Saved entries:

○ ○ ○ ○ ○ ○ ○

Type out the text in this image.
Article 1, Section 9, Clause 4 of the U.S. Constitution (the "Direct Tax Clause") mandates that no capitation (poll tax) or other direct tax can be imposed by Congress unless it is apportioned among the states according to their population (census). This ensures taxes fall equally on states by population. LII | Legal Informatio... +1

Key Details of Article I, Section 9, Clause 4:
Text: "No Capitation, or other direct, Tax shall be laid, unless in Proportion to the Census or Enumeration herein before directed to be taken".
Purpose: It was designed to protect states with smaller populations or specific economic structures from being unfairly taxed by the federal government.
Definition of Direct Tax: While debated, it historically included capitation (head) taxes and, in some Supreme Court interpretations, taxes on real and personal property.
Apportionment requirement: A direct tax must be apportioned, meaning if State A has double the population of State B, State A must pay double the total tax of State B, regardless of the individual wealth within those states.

○ ○ ○ ○ ○ ○ ○

== What needs to be done ==
Transcribe each entry precisely, missing none.

== Solution to the exercise ==
Type out the text in this image.
Article 1, Section 9, Clause 4 of the U.S. Constitution (the "Direct Tax Clause") mandates that no capitation (poll tax) or other direct tax can be imposed by Congress unless it is apportioned among the states according to their population (census). This ensures taxes fall equally on states by population. LII | Legal Informatio... +1

Key Details of Article I, Section 9, Clause 4:
Text: "No Capitation, or other direct, Tax shall be laid, unless in Proportion to the Census or Enumeration herein before directed to be taken".
Purpose: It was designed to protect states with smaller populations or specific economic structures from being unfairly taxed by the federal government.
Definition of Direct Tax: While debated, it historically included capitation (head) taxes and, in some Supreme Court interpretations, taxes on real and personal property.
Apportionment requirement: A direct tax must be apportioned, meaning if State A has double the population of State B, State A must pay double the total tax of State B, regardless of the individual wealth within those states.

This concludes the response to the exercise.